AIM OF THE EXERCISE » In the records below, output everything from the line containing "599, 170, 633]" down to the line containing "- relieved-face-icon: [139, 189, 154, 203]", both included, as a JSON list of strings with one string per line and blank lines omitted.

DATA FOR THIS EXERCISE »
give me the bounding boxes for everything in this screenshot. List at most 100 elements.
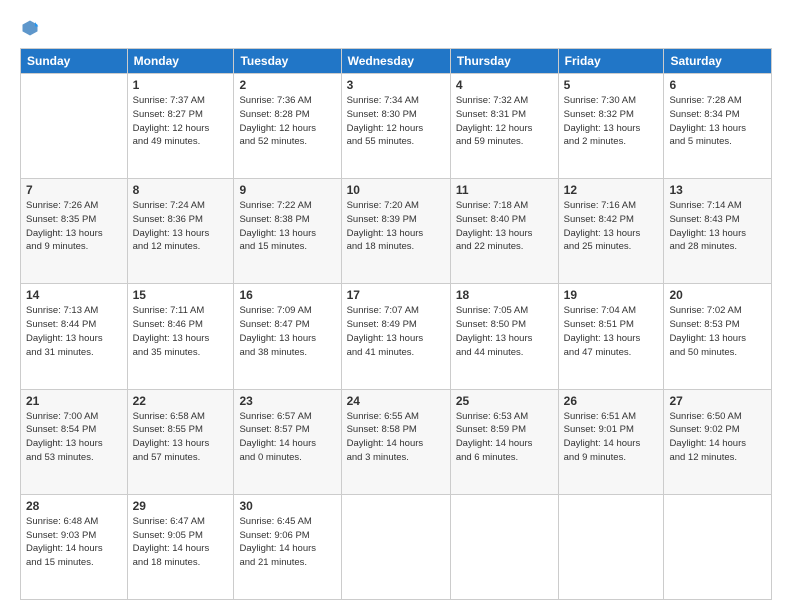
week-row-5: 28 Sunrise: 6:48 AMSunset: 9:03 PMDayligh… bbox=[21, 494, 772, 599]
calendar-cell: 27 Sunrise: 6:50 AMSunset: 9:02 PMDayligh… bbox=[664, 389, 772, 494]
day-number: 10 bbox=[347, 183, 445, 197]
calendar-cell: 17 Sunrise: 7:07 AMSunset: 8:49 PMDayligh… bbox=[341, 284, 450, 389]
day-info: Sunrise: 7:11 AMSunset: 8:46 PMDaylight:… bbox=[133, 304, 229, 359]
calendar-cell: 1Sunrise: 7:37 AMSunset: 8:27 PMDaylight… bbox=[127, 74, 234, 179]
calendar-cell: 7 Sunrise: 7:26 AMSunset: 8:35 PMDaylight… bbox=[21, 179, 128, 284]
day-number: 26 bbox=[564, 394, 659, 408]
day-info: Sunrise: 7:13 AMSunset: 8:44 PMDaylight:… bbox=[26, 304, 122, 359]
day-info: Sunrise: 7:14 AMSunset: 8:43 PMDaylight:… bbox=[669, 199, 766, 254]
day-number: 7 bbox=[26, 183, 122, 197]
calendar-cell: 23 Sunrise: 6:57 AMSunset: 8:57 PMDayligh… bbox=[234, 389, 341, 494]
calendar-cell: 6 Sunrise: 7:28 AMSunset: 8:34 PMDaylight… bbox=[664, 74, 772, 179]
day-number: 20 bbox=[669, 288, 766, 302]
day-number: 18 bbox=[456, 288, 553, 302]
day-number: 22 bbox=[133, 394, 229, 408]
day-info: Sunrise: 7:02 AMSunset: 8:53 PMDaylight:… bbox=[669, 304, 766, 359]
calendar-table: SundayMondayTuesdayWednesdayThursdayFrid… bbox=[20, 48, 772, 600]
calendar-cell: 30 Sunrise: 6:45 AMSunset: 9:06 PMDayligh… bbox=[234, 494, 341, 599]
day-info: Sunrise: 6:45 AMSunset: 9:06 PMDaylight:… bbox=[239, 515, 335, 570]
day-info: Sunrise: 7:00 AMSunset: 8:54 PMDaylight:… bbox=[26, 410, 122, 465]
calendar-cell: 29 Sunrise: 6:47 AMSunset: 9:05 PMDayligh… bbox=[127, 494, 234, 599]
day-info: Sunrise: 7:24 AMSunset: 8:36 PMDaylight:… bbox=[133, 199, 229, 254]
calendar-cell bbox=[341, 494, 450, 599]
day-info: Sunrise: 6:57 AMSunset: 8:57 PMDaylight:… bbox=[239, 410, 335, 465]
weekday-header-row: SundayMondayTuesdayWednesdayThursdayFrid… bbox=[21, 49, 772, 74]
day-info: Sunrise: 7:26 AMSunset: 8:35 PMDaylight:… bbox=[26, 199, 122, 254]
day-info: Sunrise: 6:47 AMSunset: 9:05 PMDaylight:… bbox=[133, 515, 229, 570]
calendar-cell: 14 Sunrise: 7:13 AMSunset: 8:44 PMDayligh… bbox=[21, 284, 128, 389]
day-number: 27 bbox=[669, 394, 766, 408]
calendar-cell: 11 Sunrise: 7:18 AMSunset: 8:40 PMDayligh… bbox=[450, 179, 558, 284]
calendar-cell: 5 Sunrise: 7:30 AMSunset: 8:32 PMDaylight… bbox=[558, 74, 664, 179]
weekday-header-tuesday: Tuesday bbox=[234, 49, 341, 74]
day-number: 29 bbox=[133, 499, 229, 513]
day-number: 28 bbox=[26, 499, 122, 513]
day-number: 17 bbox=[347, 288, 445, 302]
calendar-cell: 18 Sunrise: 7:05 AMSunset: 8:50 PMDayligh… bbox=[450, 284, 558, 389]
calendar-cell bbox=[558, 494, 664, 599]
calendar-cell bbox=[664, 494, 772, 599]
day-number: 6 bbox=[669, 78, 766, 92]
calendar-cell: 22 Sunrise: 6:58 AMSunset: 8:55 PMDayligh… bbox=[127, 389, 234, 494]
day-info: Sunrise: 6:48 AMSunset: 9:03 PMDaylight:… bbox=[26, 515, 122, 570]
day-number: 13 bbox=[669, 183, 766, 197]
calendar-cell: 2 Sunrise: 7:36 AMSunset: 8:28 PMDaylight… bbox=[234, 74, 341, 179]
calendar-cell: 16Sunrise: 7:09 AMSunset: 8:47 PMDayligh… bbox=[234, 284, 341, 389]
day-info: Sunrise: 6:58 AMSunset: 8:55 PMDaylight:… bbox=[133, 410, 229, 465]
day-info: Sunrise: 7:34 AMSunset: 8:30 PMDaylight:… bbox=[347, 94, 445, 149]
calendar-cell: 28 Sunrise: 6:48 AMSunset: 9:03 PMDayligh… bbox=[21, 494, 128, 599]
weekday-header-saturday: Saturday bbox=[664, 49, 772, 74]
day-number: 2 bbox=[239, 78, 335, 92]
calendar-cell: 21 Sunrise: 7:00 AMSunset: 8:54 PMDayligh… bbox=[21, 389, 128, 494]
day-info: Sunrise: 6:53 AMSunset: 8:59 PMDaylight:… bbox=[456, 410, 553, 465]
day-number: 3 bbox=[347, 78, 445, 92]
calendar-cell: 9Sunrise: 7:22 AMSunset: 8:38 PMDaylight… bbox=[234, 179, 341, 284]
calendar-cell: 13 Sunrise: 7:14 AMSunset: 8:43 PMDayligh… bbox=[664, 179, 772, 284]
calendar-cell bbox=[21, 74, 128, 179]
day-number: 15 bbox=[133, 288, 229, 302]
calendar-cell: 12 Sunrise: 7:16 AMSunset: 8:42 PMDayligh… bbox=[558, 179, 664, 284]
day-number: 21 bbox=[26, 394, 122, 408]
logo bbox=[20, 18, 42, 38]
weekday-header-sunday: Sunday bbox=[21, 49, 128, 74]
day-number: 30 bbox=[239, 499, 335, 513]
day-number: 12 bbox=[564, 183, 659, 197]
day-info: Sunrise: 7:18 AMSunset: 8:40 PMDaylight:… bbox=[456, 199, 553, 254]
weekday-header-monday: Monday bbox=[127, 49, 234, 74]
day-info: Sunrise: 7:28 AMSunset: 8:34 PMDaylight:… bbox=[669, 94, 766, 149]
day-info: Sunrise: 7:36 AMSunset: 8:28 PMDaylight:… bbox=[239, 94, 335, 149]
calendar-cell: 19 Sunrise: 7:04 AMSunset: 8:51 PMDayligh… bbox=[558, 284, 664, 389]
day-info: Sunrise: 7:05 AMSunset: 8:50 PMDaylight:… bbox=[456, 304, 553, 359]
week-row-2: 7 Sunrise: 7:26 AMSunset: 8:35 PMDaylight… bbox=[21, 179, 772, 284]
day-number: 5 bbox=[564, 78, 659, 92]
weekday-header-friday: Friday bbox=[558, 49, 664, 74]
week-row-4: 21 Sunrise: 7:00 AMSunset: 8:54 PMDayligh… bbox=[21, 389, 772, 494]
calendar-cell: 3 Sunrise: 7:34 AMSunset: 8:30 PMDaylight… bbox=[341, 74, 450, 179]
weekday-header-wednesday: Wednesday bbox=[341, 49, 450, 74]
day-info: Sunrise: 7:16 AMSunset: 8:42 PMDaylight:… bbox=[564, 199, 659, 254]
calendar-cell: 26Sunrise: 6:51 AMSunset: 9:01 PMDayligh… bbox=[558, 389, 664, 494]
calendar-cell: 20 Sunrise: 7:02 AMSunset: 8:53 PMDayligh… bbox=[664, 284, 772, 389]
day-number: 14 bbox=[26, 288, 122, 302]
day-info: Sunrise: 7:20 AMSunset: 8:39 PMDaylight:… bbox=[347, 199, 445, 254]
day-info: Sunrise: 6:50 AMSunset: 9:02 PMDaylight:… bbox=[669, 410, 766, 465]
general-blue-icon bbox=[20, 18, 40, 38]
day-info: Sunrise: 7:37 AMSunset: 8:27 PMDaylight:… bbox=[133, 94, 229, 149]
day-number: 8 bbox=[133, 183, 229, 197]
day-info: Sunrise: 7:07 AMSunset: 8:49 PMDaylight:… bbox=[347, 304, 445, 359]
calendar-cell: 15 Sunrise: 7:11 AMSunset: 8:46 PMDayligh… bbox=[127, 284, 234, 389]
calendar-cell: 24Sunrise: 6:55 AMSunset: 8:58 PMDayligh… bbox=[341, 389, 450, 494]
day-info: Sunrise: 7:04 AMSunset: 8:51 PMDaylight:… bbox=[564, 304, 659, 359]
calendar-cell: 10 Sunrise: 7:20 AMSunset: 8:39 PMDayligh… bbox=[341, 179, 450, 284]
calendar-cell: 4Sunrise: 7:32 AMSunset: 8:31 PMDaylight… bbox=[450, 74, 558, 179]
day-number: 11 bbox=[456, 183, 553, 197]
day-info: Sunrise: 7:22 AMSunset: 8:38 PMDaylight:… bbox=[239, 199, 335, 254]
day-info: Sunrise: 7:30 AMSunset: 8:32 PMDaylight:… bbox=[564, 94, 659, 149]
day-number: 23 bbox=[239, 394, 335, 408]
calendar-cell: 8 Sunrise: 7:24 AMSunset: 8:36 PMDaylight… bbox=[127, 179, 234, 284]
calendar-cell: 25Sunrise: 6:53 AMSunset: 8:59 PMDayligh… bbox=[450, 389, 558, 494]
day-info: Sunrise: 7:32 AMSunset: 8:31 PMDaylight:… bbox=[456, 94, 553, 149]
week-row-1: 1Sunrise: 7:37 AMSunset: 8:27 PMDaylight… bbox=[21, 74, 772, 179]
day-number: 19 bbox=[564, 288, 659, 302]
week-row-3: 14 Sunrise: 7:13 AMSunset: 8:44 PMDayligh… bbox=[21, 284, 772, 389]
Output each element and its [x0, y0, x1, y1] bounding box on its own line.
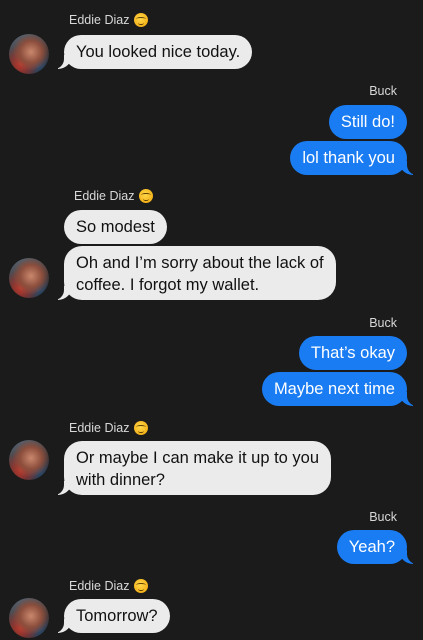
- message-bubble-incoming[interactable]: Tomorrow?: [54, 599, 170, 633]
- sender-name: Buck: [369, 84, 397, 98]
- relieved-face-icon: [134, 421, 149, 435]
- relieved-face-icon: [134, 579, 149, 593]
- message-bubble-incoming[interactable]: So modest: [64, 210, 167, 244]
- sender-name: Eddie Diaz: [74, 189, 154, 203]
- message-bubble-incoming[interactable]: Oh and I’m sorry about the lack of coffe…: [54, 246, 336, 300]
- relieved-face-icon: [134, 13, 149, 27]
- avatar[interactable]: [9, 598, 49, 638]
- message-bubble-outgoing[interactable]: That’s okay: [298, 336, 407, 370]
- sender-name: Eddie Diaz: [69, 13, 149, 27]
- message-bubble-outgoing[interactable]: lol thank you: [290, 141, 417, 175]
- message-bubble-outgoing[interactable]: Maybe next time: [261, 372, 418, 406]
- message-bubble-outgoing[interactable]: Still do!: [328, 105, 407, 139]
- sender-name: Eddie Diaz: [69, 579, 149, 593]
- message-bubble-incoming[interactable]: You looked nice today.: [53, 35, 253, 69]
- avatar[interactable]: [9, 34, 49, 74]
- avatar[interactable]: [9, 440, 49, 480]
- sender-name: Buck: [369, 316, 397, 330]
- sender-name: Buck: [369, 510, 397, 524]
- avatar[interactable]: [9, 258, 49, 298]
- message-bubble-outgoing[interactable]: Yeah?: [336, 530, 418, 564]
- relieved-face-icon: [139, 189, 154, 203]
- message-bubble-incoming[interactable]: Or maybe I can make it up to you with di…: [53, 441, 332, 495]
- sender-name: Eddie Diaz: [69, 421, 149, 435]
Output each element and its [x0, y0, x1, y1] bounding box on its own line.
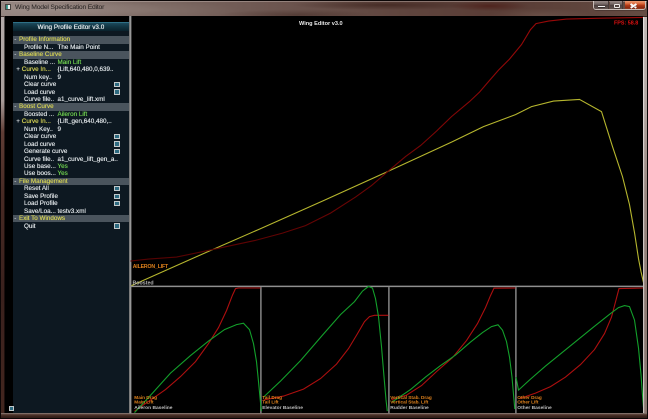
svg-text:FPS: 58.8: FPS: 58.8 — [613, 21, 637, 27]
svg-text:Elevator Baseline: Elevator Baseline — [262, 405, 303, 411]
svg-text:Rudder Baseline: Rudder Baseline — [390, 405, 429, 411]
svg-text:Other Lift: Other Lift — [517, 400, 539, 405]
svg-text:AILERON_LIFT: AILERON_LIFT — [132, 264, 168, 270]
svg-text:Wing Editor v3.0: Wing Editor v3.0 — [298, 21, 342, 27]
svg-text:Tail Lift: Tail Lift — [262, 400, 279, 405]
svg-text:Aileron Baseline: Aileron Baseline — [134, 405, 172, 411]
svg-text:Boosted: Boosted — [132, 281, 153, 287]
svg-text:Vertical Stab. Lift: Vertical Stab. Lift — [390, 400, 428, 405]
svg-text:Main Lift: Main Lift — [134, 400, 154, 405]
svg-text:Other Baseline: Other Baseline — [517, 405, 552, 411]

RESPONSE TO THIS TASK »
[
  "- message-bubble-incoming[interactable]: Tomorrow?: [54, 599, 170, 633]",
  "- sender-name: Buck: [369, 84, 397, 98]",
  "- relieved-face-icon: [134, 421, 149, 435]",
  "- relieved-face-icon: [134, 579, 149, 593]",
  "- message-bubble-incoming[interactable]: So modest: [64, 210, 167, 244]",
  "- sender-name: Eddie Diaz: [74, 189, 154, 203]",
  "- message-bubble-incoming[interactable]: Oh and I’m sorry about the lack of coffe…: [54, 246, 336, 300]",
  "- relieved-face-icon: [134, 13, 149, 27]",
  "- avatar[interactable]: [9, 598, 49, 638]",
  "- message-bubble-outgoing[interactable]: That’s okay: [298, 336, 407, 370]",
  "- sender-name: Eddie Diaz: [69, 13, 149, 27]",
  "- message-bubble-outgoing[interactable]: lol thank you: [290, 141, 417, 175]",
  "- message-bubble-outgoing[interactable]: Maybe next time: [261, 372, 418, 406]",
  "- message-bubble-outgoing[interactable]: Still do!: [328, 105, 407, 139]",
  "- sender-name: Eddie Diaz: [69, 579, 149, 593]",
  "- message-bubble-incoming[interactable]: You looked nice today.: [53, 35, 253, 69]",
  "- avatar[interactable]: [9, 34, 49, 74]",
  "- avatar[interactable]: [9, 440, 49, 480]",
  "- sender-name: Buck: [369, 316, 397, 330]",
  "- sender-name: Buck: [369, 510, 397, 524]",
  "- avatar[interactable]: [9, 258, 49, 298]",
  "- message-bubble-outgoing[interactable]: Yeah?: [336, 530, 418, 564]",
  "- relieved-face-icon: [139, 189, 154, 203]"
]